Task = Rewrite every line of the items below as a JSON list of strings, one string per line, omitting blank lines.

[Element and coordinate records]
★ ★ ★ ★

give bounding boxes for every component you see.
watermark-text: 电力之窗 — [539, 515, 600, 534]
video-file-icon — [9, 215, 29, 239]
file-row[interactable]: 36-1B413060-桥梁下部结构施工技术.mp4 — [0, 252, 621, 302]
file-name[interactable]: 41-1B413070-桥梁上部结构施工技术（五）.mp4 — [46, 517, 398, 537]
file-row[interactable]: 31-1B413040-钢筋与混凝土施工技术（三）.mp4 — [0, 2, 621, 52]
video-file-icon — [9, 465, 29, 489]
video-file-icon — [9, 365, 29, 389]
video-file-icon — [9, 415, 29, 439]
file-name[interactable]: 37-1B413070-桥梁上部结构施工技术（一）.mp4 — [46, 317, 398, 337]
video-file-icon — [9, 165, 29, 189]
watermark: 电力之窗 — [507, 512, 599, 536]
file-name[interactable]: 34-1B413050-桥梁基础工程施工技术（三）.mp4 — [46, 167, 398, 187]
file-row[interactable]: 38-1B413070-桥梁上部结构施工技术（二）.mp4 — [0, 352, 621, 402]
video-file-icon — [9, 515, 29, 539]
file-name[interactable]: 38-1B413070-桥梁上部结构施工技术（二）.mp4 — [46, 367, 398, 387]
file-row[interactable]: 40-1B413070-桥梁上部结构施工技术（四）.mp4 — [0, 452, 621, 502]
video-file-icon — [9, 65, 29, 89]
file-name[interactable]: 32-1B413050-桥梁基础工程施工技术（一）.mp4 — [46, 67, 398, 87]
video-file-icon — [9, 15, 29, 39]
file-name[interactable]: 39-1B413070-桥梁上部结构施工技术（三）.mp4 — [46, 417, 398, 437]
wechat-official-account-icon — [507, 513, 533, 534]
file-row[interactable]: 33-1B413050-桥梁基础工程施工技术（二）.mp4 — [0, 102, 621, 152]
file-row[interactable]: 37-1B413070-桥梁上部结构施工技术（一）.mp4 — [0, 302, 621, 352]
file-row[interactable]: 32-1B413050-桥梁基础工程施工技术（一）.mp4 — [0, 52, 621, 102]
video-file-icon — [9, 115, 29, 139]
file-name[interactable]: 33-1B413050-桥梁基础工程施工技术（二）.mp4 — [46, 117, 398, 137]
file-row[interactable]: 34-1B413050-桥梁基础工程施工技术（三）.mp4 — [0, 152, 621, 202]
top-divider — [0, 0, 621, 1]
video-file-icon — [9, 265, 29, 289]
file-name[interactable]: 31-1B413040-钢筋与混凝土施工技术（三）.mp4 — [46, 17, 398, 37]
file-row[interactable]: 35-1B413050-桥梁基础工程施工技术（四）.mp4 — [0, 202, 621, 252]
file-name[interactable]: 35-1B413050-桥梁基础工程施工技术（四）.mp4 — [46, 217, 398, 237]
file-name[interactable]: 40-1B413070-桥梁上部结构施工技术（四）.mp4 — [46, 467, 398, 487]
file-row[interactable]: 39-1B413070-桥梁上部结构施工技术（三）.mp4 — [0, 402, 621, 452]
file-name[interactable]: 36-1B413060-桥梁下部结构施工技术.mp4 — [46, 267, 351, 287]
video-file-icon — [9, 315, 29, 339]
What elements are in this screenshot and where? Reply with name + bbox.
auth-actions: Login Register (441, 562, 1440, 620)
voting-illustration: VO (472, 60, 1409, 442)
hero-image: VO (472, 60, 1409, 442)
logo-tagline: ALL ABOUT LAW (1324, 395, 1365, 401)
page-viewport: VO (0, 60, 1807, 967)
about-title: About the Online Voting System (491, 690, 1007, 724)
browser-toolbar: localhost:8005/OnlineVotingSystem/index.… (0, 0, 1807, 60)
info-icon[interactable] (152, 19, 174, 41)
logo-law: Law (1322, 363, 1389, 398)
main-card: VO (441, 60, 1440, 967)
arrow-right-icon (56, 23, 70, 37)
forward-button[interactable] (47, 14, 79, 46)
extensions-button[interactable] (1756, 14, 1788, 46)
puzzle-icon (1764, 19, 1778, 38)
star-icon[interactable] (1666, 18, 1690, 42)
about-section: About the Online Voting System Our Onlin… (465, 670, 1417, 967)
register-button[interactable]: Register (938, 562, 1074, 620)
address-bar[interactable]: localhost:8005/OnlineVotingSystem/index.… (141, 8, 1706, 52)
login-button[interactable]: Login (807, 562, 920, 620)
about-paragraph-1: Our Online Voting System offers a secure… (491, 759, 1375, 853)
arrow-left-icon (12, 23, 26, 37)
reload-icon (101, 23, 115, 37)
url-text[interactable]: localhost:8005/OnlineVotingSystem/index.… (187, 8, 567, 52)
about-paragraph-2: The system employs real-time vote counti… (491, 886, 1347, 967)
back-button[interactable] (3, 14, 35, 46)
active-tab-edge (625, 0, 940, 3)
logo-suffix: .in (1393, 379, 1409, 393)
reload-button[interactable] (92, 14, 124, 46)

★ ★ ★ ★

Exercise answer =
[
  "give bounding boxes for every component you see.",
  "watermark-text: 电力之窗 — [539, 515, 600, 534]",
  "video-file-icon — [9, 215, 29, 239]",
  "file-row[interactable]: 36-1B413060-桥梁下部结构施工技术.mp4 — [0, 252, 621, 302]",
  "file-name[interactable]: 41-1B413070-桥梁上部结构施工技术（五）.mp4 — [46, 517, 398, 537]",
  "file-row[interactable]: 31-1B413040-钢筋与混凝土施工技术（三）.mp4 — [0, 2, 621, 52]",
  "video-file-icon — [9, 465, 29, 489]",
  "video-file-icon — [9, 365, 29, 389]",
  "video-file-icon — [9, 415, 29, 439]",
  "file-name[interactable]: 37-1B413070-桥梁上部结构施工技术（一）.mp4 — [46, 317, 398, 337]",
  "video-file-icon — [9, 165, 29, 189]",
  "watermark: 电力之窗 — [507, 512, 599, 536]",
  "file-name[interactable]: 34-1B413050-桥梁基础工程施工技术（三）.mp4 — [46, 167, 398, 187]",
  "file-row[interactable]: 38-1B413070-桥梁上部结构施工技术（二）.mp4 — [0, 352, 621, 402]",
  "video-file-icon — [9, 515, 29, 539]",
  "file-name[interactable]: 38-1B413070-桥梁上部结构施工技术（二）.mp4 — [46, 367, 398, 387]",
  "file-row[interactable]: 40-1B413070-桥梁上部结构施工技术（四）.mp4 — [0, 452, 621, 502]",
  "video-file-icon — [9, 65, 29, 89]",
  "file-name[interactable]: 32-1B413050-桥梁基础工程施工技术（一）.mp4 — [46, 67, 398, 87]",
  "video-file-icon — [9, 15, 29, 39]",
  "file-name[interactable]: 39-1B413070-桥梁上部结构施工技术（三）.mp4 — [46, 417, 398, 437]",
  "wechat-official-account-icon — [507, 513, 533, 534]",
  "file-row[interactable]: 33-1B413050-桥梁基础工程施工技术（二）.mp4 — [0, 102, 621, 152]",
  "file-row[interactable]: 37-1B413070-桥梁上部结构施工技术（一）.mp4 — [0, 302, 621, 352]",
  "file-row[interactable]: 32-1B413050-桥梁基础工程施工技术（一）.mp4 — [0, 52, 621, 102]",
  "video-file-icon — [9, 115, 29, 139]",
  "file-name[interactable]: 33-1B413050-桥梁基础工程施工技术（二）.mp4 — [46, 117, 398, 137]",
  "file-row[interactable]: 34-1B413050-桥梁基础工程施工技术（三）.mp4 — [0, 152, 621, 202]",
  "top-divider — [0, 0, 621, 1]",
  "video-file-icon — [9, 265, 29, 289]",
  "file-name[interactable]: 31-1B413040-钢筋与混凝土施工技术（三）.mp4 — [46, 17, 398, 37]",
  "file-row[interactable]: 35-1B413050-桥梁基础工程施工技术（四）.mp4 — [0, 202, 621, 252]",
  "file-name[interactable]: 35-1B413050-桥梁基础工程施工技术（四）.mp4 — [46, 217, 398, 237]",
  "file-name[interactable]: 40-1B413070-桥梁上部结构施工技术（四）.mp4 — [46, 467, 398, 487]",
  "file-row[interactable]: 39-1B413070-桥梁上部结构施工技术（三）.mp4 — [0, 402, 621, 452]",
  "file-name[interactable]: 36-1B413060-桥梁下部结构施工技术.mp4 — [46, 267, 351, 287]",
  "video-file-icon — [9, 315, 29, 339]",
  "What elements are in this screenshot and where? Reply with name + bbox.",
  "auth-actions: Login Register (441, 562, 1440, 620)",
  "voting-illustration: VO (472, 60, 1409, 442)",
  "hero-image: VO (472, 60, 1409, 442)",
  "logo-tagline: ALL ABOUT LAW (1324, 395, 1365, 401)",
  "page-viewport: VO (0, 60, 1807, 967)",
  "about-title: About the Online Voting System (491, 690, 1007, 724)",
  "browser-toolbar: localhost:8005/OnlineVotingSystem/index.… (0, 0, 1807, 60)",
  "info-icon[interactable] (152, 19, 174, 41)",
  "logo-law: Law (1322, 363, 1389, 398)",
  "main-card: VO (441, 60, 1440, 967)",
  "arrow-right-icon (56, 23, 70, 37)",
  "forward-button[interactable] (47, 14, 79, 46)",
  "extensions-button[interactable] (1756, 14, 1788, 46)",
  "puzzle-icon (1764, 19, 1778, 38)",
  "star-icon[interactable] (1666, 18, 1690, 42)",
  "about-section: About the Online Voting System Our Onlin… (465, 670, 1417, 967)",
  "register-button[interactable]: Register (938, 562, 1074, 620)",
  "address-bar[interactable]: localhost:8005/OnlineVotingSystem/index.… (141, 8, 1706, 52)",
  "login-button[interactable]: Login (807, 562, 920, 620)",
  "about-paragraph-1: Our Online Voting System offers a secure… (491, 759, 1375, 853)",
  "arrow-left-icon (12, 23, 26, 37)",
  "reload-icon (101, 23, 115, 37)",
  "url-text[interactable]: localhost:8005/OnlineVotingSystem/index.… (187, 8, 567, 52)",
  "about-paragraph-2: The system employs real-time vote counti… (491, 886, 1347, 967)",
  "back-button[interactable] (3, 14, 35, 46)",
  "active-tab-edge (625, 0, 940, 3)",
  "logo-suffix: .in (1393, 379, 1409, 393)",
  "reload-button[interactable] (92, 14, 124, 46)"
]